Copy out each line of the material below that holds the string "Test".

··· Record set ···

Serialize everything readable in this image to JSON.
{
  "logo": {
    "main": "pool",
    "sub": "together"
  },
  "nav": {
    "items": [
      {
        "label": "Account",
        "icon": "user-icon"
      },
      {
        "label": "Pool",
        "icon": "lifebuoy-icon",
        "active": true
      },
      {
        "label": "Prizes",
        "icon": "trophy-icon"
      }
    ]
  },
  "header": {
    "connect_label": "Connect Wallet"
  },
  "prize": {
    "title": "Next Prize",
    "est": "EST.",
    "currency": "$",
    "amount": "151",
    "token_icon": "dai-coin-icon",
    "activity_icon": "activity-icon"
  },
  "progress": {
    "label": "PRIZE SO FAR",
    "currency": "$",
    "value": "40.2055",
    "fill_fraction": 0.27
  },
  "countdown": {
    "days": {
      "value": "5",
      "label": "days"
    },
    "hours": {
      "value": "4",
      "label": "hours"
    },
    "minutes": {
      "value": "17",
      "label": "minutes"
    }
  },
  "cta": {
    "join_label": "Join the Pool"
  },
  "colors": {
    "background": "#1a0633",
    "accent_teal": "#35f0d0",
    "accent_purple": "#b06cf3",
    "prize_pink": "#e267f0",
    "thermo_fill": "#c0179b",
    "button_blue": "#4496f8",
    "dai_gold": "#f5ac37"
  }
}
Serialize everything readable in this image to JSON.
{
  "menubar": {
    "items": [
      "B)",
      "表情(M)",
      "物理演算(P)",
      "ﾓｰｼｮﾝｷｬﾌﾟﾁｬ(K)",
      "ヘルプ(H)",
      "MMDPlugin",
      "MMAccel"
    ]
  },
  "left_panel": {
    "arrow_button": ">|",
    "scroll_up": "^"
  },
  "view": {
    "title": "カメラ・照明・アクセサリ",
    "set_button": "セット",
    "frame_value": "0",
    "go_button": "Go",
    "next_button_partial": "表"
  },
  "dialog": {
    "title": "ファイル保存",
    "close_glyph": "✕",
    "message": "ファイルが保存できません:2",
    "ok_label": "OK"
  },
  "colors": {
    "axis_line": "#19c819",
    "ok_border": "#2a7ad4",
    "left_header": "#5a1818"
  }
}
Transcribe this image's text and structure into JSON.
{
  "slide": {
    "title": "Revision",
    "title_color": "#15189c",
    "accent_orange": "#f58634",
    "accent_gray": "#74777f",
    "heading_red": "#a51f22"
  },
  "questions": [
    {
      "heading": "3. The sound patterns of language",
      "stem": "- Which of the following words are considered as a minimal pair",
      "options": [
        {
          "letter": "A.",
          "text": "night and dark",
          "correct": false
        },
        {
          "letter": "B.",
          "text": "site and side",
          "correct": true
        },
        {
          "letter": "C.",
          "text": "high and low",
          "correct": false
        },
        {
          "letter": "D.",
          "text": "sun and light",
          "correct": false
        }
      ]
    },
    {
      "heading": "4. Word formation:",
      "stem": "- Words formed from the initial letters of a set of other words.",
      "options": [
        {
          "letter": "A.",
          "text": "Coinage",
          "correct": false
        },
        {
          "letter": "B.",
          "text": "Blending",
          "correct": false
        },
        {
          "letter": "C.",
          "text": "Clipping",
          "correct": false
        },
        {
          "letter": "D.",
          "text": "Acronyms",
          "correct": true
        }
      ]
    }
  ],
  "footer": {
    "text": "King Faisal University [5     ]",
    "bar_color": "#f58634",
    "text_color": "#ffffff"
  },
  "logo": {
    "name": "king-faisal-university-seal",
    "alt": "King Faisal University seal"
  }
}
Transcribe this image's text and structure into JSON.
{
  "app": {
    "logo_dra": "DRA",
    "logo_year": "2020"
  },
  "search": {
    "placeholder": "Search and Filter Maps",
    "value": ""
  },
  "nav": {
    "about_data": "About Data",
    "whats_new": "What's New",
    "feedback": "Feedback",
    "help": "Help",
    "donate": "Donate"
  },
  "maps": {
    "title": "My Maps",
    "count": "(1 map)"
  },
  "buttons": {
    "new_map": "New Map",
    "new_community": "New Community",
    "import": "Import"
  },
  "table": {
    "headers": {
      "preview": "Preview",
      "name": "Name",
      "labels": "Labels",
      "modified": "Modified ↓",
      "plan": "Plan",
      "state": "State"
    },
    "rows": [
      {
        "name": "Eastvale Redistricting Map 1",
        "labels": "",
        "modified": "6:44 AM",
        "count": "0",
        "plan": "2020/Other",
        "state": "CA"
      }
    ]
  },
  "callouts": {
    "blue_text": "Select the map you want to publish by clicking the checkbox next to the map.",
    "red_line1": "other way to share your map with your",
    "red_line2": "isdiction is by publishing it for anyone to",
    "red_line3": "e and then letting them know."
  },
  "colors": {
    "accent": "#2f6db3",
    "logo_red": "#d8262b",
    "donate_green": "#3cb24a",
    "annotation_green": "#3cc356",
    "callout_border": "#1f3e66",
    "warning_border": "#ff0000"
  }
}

···
··· Record set ···

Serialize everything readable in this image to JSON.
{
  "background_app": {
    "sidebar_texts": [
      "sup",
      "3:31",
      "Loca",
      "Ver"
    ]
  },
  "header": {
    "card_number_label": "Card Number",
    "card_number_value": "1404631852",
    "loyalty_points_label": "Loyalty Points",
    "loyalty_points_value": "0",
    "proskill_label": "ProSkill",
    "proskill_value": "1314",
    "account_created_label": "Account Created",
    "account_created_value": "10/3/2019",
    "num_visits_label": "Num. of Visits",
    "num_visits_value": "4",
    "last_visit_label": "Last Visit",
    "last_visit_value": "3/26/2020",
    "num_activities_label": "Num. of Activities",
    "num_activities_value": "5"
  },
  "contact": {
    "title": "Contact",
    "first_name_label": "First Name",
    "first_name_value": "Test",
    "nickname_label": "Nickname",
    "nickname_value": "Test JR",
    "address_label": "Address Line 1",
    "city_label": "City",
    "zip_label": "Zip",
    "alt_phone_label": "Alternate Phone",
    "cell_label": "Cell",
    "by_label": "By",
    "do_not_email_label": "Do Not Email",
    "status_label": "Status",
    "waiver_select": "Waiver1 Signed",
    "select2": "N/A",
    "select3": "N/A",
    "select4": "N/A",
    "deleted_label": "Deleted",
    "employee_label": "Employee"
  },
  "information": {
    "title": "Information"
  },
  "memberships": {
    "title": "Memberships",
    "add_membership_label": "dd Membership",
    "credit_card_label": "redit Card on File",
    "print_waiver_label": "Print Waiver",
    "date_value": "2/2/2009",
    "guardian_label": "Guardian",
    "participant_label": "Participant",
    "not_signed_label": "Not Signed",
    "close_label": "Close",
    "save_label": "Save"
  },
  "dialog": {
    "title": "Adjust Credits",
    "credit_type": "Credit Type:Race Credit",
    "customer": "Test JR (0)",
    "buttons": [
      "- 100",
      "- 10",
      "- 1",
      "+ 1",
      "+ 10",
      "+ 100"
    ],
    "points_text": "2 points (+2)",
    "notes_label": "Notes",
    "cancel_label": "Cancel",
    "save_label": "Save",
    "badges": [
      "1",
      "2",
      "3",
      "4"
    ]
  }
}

···

▸ **Response**:
    "first_name_value": "Test",
    "nickname_value": "Test JR",
    "customer": "Test JR (0)",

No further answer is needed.